**WHAT IS ASKED:**
Copy every line below word for word. Leave the picture out of your copy.

==========

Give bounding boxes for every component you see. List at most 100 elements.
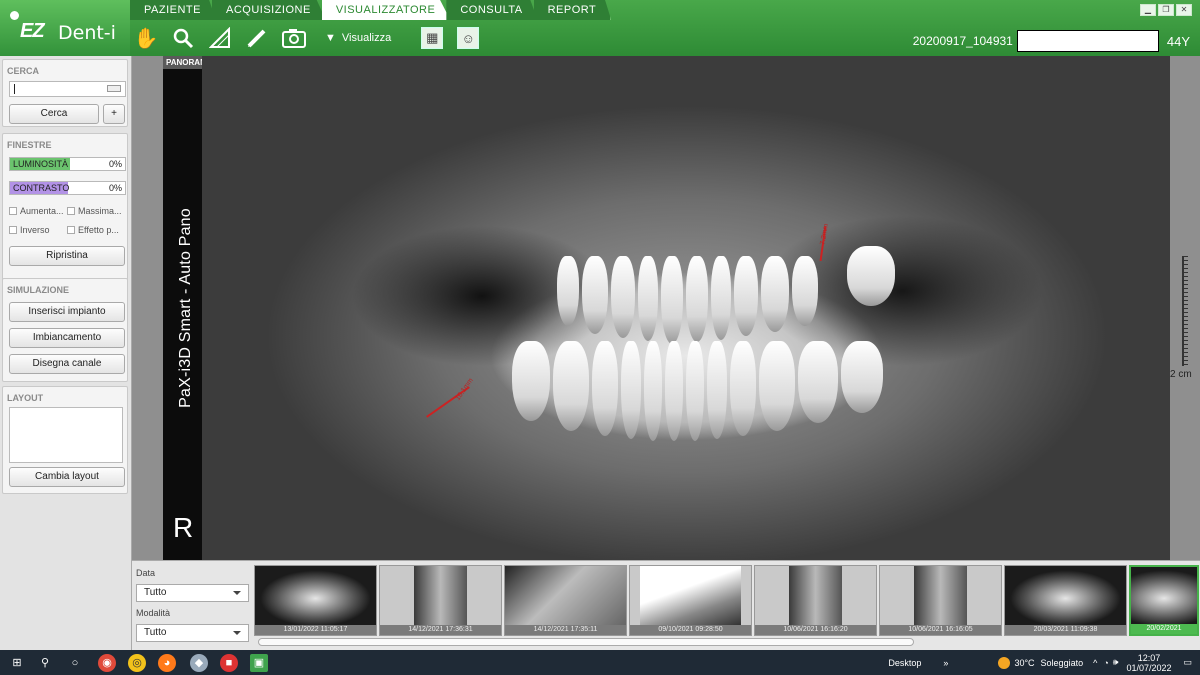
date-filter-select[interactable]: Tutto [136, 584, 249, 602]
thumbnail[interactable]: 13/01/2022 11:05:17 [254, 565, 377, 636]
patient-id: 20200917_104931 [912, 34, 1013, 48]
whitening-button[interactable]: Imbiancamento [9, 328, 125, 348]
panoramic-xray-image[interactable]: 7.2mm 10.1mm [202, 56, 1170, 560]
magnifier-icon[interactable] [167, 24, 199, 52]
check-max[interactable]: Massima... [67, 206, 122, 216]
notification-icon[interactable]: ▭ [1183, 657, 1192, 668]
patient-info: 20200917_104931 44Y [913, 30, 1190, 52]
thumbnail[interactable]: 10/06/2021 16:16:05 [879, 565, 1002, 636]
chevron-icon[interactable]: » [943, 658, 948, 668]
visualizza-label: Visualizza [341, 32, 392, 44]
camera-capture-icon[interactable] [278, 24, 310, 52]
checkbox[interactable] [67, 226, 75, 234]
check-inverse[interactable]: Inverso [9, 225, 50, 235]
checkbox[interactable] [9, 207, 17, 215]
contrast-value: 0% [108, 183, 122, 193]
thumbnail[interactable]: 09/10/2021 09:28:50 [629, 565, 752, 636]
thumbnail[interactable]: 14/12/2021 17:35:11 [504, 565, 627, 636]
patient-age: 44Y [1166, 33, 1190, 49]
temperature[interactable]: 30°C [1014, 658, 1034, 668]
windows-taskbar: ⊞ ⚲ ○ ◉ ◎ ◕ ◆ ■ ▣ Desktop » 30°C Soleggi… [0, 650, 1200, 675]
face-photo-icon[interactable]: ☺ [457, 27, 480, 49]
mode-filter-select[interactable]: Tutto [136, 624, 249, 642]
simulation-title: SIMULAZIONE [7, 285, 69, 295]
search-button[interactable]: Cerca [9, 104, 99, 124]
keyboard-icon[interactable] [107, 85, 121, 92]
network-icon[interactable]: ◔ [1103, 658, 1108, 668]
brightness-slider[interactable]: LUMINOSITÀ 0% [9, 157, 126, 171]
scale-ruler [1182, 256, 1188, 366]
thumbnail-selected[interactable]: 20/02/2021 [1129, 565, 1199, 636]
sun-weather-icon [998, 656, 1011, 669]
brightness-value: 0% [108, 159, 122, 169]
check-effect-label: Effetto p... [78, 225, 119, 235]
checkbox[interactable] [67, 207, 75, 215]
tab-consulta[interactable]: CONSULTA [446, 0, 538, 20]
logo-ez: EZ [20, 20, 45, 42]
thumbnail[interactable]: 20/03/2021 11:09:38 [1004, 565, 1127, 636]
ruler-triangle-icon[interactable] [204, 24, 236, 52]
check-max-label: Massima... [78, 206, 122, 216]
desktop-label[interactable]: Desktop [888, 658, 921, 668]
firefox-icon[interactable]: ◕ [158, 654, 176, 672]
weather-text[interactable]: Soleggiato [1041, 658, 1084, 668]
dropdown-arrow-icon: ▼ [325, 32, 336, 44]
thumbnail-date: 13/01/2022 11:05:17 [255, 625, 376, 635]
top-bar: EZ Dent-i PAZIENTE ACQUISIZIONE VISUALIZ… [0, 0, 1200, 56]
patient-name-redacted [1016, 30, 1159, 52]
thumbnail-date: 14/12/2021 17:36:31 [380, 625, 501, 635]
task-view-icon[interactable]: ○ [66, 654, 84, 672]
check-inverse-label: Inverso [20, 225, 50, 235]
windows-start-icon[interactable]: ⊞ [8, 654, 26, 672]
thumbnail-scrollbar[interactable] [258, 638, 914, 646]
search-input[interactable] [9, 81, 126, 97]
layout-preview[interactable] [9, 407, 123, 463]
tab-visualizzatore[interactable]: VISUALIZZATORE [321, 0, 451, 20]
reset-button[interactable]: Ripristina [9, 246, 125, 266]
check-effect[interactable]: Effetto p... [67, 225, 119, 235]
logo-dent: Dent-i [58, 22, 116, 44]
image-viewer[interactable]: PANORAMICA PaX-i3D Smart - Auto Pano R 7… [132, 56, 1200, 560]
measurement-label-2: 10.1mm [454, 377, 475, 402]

==========

**TASK RESULT:**
Give bounding boxes for every component you see. List at most 100 elements.
date-filter-select[interactable]: Tutto [136, 584, 249, 602]
thumbnail[interactable]: 13/01/2022 11:05:17 [254, 565, 377, 636]
patient-id: 20200917_104931 [912, 34, 1013, 48]
whitening-button[interactable]: Imbiancamento [9, 328, 125, 348]
panoramic-xray-image[interactable]: 7.2mm 10.1mm [202, 56, 1170, 560]
magnifier-icon[interactable] [167, 24, 199, 52]
check-max[interactable]: Massima... [67, 206, 122, 216]
notification-icon[interactable]: ▭ [1183, 657, 1192, 668]
patient-info: 20200917_104931 44Y [913, 30, 1190, 52]
thumbnail[interactable]: 10/06/2021 16:16:05 [879, 565, 1002, 636]
chevron-icon[interactable]: » [943, 658, 948, 668]
visualizza-label: Visualizza [341, 32, 392, 44]
camera-capture-icon[interactable] [278, 24, 310, 52]
checkbox[interactable] [67, 226, 75, 234]
check-inverse[interactable]: Inverso [9, 225, 50, 235]
checkbox[interactable] [9, 207, 17, 215]
contrast-value: 0% [108, 183, 122, 193]
thumbnail[interactable]: 09/10/2021 09:28:50 [629, 565, 752, 636]
thumbnail[interactable]: 14/12/2021 17:35:11 [504, 565, 627, 636]
patient-age: 44Y [1166, 33, 1190, 49]
temperature[interactable]: 30°C [1014, 658, 1034, 668]
windows-taskbar: ⊞ ⚲ ○ ◉ ◎ ◕ ◆ ■ ▣ Desktop » 30°C Soleggi… [0, 650, 1200, 675]
face-photo-icon[interactable]: ☺ [457, 27, 480, 49]
mode-filter-select[interactable]: Tutto [136, 624, 249, 642]
simulation-title: SIMULAZIONE [7, 285, 69, 295]
search-button[interactable]: Cerca [9, 104, 99, 124]
keyboard-icon[interactable] [107, 85, 121, 92]
network-icon[interactable]: ◔ [1103, 658, 1108, 668]
brightness-slider[interactable]: LUMINOSITÀ 0% [9, 157, 126, 171]
scale-ruler [1182, 256, 1188, 366]
thumbnail-selected[interactable]: 20/02/2021 [1129, 565, 1199, 636]
sun-weather-icon [998, 656, 1011, 669]
brightness-value: 0% [108, 159, 122, 169]
check-effect-label: Effetto p... [78, 225, 119, 235]
checkbox[interactable] [67, 207, 75, 215]
tab-consulta[interactable]: CONSULTA [446, 0, 538, 20]
logo-ez: EZ [20, 20, 45, 42]
thumbnail[interactable]: 20/03/2021 11:09:38 [1004, 565, 1127, 636]
ruler-triangle-icon[interactable] [204, 24, 236, 52]
check-max-label: Massima... [78, 206, 122, 216]
desktop-label[interactable]: Desktop [888, 658, 921, 668]
firefox-icon[interactable]: ◕ [158, 654, 176, 672]
weather-text[interactable]: Soleggiato [1041, 658, 1084, 668]
dropdown-arrow-icon: ▼ [325, 32, 336, 44]
thumbnail-date: 13/01/2022 11:05:17 [255, 625, 376, 635]
top-bar: EZ Dent-i PAZIENTE ACQUISIZIONE VISUALIZ… [0, 0, 1200, 56]
patient-name-redacted [1016, 30, 1159, 52]
thumbnail-date: 14/12/2021 17:36:31 [380, 625, 501, 635]
task-view-icon[interactable]: ○ [66, 654, 84, 672]
check-inverse-label: Inverso [20, 225, 50, 235]
windows-start-icon[interactable]: ⊞ [8, 654, 26, 672]
thumbnail-scrollbar[interactable] [258, 638, 914, 646]
search-input[interactable] [9, 81, 126, 97]
layout-preview[interactable] [9, 407, 123, 463]
tab-visualizzatore[interactable]: VISUALIZZATORE [321, 0, 451, 20]
reset-button[interactable]: Ripristina [9, 246, 125, 266]
check-effect[interactable]: Effetto p... [67, 225, 119, 235]
logo-dent: Dent-i [58, 22, 116, 44]
image-viewer[interactable]: PANORAMICA PaX-i3D Smart - Auto Pano R 7… [132, 56, 1200, 560]
measurement-label-2: 10.1mm [454, 377, 475, 402]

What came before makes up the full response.